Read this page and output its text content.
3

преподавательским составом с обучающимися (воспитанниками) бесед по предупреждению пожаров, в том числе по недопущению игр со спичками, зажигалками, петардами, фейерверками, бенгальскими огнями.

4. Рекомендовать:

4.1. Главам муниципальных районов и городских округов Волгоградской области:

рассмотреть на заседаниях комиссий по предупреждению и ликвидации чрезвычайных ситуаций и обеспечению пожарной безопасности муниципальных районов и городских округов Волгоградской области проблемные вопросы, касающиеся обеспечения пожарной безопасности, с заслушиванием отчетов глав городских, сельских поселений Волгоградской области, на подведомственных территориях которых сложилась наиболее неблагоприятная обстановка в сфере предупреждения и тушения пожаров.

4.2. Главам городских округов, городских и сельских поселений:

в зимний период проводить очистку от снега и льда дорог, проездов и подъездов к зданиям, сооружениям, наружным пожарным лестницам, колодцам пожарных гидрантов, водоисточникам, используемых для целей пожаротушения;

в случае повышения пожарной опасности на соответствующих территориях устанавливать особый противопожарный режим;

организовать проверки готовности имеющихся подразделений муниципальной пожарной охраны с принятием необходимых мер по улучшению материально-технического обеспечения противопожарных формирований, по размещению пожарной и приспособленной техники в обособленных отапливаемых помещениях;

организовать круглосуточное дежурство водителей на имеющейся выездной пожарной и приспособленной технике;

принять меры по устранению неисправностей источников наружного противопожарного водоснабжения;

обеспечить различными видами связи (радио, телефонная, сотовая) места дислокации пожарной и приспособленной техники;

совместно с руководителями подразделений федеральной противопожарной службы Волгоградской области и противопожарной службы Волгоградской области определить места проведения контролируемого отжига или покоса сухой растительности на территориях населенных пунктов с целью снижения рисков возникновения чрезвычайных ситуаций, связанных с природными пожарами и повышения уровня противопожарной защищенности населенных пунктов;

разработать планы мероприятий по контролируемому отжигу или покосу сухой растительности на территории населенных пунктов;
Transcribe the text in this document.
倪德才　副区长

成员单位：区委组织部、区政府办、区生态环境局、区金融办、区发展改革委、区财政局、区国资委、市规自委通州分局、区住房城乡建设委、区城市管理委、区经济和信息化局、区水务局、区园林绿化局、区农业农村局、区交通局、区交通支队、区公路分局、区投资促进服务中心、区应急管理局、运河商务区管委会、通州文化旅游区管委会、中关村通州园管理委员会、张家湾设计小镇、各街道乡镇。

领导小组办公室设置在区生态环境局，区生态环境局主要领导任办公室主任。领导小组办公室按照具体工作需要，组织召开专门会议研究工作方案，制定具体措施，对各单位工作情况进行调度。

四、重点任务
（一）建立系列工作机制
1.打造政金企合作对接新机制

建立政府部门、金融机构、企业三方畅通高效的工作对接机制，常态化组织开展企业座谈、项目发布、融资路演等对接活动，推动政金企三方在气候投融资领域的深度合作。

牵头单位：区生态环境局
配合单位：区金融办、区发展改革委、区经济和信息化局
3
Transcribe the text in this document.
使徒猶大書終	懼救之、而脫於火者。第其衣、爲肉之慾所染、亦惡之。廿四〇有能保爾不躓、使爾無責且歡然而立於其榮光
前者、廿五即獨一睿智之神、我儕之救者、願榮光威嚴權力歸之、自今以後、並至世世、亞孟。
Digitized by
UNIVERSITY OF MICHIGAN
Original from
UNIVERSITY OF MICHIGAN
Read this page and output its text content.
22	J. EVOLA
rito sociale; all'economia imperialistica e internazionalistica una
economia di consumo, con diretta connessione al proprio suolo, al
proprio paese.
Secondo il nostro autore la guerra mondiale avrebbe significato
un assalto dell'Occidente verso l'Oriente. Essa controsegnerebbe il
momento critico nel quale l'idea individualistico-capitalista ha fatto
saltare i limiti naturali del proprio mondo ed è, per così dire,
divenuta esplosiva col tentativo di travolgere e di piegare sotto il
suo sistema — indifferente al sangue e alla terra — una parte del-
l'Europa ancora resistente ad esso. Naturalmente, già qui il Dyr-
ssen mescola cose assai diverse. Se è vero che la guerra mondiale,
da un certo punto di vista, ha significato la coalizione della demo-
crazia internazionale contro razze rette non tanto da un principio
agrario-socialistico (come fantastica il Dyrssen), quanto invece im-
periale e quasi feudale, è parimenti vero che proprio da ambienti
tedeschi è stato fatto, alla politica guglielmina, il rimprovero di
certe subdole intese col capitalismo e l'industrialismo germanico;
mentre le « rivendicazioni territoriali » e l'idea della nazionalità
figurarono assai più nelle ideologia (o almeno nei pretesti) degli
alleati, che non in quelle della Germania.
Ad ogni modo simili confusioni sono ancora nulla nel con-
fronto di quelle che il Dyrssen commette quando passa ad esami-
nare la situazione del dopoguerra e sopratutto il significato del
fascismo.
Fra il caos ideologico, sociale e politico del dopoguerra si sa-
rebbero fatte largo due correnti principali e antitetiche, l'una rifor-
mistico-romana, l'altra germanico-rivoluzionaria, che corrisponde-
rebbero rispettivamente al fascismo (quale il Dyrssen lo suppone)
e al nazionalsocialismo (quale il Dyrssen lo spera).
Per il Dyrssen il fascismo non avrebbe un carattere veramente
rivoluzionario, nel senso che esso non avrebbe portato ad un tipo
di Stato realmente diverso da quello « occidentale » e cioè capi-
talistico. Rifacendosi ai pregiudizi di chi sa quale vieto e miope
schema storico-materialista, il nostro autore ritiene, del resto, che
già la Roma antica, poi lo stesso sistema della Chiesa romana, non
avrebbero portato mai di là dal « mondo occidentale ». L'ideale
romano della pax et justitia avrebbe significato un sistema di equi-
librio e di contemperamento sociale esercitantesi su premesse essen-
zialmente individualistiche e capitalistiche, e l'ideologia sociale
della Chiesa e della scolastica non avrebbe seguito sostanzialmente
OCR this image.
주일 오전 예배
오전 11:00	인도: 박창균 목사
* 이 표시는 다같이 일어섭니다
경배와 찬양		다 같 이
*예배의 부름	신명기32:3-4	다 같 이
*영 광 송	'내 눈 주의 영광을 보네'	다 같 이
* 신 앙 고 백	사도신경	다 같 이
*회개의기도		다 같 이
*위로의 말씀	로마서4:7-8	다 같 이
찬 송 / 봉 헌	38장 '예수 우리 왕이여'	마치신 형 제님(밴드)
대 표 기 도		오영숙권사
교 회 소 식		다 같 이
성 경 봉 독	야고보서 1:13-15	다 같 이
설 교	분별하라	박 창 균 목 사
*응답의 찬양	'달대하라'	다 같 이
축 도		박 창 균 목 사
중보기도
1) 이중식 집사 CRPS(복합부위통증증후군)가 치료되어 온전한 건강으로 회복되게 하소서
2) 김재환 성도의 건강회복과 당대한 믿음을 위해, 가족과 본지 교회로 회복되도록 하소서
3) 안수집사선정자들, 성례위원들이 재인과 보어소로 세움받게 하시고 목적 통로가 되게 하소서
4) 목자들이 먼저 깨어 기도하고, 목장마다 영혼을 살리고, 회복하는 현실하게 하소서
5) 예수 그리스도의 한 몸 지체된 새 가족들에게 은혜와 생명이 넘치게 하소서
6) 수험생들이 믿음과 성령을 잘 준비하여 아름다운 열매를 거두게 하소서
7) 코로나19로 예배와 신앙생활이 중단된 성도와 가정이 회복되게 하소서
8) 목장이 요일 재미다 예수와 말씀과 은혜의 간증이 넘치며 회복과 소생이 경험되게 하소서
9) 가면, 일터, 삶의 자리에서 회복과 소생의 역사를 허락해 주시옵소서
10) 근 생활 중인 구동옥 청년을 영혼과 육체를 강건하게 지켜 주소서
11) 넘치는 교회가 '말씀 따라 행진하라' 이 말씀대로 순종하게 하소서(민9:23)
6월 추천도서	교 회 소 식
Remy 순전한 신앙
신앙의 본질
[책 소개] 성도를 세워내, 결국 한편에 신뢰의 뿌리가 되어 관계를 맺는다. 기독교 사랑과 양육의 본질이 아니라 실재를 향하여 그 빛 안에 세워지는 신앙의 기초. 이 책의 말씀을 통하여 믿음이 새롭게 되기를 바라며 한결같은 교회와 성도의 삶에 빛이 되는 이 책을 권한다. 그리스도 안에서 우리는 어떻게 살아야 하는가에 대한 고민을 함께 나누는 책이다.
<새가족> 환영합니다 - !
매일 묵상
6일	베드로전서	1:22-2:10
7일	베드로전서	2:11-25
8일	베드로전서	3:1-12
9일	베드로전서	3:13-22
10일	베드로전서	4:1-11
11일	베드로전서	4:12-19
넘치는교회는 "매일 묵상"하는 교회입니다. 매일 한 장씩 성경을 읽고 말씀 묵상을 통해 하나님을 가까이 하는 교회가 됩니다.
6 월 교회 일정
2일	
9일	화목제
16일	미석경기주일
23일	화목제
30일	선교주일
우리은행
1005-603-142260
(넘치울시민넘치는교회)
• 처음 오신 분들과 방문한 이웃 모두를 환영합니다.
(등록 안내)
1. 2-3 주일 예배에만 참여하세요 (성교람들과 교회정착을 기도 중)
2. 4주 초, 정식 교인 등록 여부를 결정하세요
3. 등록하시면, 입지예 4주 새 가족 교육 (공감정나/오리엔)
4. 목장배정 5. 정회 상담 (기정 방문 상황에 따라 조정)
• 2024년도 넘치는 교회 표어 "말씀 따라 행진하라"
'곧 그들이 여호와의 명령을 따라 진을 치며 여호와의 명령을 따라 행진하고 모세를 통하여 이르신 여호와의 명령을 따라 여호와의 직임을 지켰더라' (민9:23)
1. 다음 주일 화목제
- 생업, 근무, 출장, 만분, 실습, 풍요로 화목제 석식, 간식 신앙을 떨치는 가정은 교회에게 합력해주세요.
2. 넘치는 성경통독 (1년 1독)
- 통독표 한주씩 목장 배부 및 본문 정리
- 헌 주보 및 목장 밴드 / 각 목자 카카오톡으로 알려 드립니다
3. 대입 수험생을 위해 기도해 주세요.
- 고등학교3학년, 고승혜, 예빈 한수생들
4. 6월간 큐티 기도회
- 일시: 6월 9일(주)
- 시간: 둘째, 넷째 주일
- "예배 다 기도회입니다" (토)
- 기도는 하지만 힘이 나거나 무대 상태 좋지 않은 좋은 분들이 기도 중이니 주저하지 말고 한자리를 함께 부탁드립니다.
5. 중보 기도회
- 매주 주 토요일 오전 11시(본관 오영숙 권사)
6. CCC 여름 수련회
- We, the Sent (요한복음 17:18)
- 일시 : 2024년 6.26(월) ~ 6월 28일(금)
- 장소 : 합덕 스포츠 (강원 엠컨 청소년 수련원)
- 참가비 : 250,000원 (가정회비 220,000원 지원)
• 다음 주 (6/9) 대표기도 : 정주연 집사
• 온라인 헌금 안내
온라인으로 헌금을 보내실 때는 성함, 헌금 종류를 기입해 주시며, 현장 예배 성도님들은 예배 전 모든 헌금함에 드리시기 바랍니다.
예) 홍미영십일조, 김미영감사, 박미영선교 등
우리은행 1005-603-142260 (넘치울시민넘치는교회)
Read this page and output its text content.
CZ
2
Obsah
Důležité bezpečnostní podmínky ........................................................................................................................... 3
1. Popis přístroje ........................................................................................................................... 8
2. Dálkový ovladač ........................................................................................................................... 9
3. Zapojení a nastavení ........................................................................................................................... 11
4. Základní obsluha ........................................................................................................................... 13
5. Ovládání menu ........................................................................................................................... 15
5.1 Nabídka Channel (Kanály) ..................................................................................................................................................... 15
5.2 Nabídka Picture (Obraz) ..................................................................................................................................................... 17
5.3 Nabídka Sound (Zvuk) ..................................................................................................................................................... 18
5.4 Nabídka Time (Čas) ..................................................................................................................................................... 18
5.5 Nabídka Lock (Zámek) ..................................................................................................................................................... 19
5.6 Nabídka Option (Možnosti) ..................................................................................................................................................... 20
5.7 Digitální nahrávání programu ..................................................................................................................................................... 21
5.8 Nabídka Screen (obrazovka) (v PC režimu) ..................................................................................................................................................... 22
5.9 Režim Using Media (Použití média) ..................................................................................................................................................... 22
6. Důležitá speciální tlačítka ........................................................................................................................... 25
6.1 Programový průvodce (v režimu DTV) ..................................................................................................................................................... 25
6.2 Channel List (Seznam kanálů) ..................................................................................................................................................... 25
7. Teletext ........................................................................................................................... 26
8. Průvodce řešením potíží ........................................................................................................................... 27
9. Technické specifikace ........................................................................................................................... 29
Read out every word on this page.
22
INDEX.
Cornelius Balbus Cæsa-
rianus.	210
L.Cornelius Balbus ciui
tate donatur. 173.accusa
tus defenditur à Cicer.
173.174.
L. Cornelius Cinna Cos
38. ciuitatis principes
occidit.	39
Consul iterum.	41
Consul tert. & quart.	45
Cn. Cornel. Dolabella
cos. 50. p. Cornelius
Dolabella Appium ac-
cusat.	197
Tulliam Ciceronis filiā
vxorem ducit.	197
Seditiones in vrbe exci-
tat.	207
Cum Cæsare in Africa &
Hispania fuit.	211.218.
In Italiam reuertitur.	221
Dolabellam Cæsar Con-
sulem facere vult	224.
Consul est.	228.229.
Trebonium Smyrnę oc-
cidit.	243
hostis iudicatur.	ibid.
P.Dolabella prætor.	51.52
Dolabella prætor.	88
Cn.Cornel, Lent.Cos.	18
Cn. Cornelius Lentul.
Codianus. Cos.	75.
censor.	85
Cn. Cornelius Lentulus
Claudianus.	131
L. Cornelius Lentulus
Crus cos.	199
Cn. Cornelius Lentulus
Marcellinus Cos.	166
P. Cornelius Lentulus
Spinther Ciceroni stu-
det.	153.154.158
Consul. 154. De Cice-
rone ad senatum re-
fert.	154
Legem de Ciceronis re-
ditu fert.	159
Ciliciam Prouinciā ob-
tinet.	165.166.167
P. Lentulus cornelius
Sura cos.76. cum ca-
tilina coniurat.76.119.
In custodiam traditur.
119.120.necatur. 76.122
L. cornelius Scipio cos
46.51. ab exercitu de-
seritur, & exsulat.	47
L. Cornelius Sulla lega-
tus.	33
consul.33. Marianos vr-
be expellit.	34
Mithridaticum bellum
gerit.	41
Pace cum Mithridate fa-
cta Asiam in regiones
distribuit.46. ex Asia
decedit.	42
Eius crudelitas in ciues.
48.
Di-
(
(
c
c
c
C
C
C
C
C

■ **What the exercise asks**:
Pick every line with "приспособленной" in it and copy it.

■ **Answer to this task**:
организовать проверки готовности имеющихся подразделений муниципальной пожарной охраны с принятием необходимых мер по улучшению материально-технического обеспечения противопожарных формирований, по размещению пожарной и приспособленной техники в обособленных отапливаемых помещениях;
организовать круглосуточное дежурство водителей на имеющейся выездной пожарной и приспособленной технике;
обеспечить различными видами связи (радио, телефонная, сотовая) места дислокации пожарной и приспособленной техники;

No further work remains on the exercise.